━━━━━ RECORDS FOR PROCESSING ━━━━━

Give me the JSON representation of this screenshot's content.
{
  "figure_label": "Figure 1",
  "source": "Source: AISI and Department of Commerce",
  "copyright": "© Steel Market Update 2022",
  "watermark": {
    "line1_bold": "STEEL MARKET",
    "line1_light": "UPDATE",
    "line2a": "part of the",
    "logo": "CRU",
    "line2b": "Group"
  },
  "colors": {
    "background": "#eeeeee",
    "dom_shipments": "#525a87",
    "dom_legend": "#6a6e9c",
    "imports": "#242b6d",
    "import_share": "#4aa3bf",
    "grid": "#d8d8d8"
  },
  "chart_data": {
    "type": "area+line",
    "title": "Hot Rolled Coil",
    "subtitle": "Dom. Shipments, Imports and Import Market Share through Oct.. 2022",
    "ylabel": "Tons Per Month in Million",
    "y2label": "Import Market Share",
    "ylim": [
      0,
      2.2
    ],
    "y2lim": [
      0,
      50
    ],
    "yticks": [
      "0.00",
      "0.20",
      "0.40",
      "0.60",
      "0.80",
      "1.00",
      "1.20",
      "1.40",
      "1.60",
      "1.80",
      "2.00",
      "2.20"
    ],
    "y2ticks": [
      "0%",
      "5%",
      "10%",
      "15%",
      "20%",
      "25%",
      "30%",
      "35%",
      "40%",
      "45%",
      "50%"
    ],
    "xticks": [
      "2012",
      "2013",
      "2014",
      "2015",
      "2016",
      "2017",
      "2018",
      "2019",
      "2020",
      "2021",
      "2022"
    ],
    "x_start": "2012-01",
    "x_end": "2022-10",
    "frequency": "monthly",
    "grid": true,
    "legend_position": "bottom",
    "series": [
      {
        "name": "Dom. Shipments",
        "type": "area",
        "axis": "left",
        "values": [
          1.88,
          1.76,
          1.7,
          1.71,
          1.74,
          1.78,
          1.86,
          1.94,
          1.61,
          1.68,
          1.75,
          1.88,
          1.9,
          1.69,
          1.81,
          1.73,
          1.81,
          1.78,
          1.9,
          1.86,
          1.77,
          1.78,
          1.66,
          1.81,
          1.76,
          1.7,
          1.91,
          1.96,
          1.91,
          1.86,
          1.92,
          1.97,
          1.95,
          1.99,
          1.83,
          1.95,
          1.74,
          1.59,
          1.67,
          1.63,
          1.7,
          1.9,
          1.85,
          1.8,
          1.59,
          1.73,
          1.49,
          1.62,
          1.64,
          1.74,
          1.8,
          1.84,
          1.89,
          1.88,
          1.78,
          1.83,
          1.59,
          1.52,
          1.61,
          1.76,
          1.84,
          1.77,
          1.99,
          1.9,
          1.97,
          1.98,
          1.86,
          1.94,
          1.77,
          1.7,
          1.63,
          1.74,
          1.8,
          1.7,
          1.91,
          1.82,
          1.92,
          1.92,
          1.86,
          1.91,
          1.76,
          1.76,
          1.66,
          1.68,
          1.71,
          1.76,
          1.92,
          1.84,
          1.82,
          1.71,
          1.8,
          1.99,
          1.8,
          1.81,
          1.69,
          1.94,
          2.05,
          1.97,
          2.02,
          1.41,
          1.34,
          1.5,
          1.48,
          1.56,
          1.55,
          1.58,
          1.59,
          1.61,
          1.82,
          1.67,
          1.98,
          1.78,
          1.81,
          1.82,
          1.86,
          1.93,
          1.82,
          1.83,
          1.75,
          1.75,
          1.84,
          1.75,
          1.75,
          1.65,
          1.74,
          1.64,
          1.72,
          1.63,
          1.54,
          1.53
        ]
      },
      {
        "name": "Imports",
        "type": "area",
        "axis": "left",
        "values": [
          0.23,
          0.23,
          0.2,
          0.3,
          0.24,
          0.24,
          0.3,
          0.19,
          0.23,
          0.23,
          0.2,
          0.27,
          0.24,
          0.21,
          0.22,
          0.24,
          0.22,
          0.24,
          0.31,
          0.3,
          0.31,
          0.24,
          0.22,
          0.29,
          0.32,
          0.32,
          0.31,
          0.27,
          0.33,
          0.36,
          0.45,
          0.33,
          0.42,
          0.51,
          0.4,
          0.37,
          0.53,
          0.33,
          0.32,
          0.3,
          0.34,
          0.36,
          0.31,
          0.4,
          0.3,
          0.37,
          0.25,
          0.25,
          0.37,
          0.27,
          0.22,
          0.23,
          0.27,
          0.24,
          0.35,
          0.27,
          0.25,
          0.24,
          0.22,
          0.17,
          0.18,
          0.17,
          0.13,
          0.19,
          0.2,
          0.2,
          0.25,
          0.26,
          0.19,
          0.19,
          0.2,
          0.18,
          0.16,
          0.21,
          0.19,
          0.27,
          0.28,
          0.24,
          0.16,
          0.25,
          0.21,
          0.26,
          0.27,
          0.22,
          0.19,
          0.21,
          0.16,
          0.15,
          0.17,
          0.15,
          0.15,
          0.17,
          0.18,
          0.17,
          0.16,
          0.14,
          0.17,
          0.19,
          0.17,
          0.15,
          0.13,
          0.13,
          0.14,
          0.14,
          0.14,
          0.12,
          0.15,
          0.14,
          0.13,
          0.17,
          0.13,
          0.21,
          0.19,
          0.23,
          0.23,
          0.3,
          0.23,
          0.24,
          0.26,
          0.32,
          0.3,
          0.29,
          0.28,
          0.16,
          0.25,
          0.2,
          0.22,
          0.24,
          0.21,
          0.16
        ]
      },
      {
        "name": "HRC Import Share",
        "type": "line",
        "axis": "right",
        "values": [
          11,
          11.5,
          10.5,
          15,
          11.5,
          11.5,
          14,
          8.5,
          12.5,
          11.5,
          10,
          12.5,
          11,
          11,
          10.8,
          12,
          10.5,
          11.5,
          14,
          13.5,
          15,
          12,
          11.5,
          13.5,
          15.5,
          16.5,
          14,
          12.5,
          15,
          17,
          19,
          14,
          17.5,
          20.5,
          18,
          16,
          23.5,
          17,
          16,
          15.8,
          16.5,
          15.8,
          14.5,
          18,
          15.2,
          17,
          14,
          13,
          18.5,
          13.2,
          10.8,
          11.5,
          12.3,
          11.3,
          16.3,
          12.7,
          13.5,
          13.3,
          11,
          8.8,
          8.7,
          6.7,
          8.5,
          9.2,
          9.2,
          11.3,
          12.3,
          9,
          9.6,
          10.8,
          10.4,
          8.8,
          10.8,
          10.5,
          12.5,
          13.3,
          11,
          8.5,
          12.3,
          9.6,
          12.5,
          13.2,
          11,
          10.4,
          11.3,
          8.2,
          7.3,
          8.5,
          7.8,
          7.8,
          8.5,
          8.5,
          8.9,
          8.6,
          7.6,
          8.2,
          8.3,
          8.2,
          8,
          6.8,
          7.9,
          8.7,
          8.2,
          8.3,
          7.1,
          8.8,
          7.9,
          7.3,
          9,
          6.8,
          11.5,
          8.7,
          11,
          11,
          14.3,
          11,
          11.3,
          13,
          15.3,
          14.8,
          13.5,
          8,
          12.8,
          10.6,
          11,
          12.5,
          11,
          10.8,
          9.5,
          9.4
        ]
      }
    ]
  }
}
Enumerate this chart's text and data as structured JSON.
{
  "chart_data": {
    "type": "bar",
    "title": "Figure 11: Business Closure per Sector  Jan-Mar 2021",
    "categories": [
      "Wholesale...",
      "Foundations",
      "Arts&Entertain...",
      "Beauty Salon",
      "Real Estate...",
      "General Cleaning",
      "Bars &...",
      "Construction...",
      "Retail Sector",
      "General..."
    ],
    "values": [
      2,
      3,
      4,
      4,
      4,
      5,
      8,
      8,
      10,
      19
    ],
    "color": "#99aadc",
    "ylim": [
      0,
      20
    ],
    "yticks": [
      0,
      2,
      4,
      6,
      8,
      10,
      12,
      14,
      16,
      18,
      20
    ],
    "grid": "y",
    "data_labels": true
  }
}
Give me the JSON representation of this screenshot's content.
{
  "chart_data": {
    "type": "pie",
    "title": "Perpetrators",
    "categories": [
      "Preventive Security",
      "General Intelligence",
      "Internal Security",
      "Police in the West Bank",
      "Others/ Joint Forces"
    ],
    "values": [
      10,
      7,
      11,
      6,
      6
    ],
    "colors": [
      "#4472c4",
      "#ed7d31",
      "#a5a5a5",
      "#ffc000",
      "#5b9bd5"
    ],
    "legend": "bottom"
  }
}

━━━━━

**EXERCISE REQUIREMENTS**
Scan the listing above for the word "General" and show each line where it is found.

**TASK OUTPUT**
      "General Cleaning",
      "General..."
      "General Intelligence",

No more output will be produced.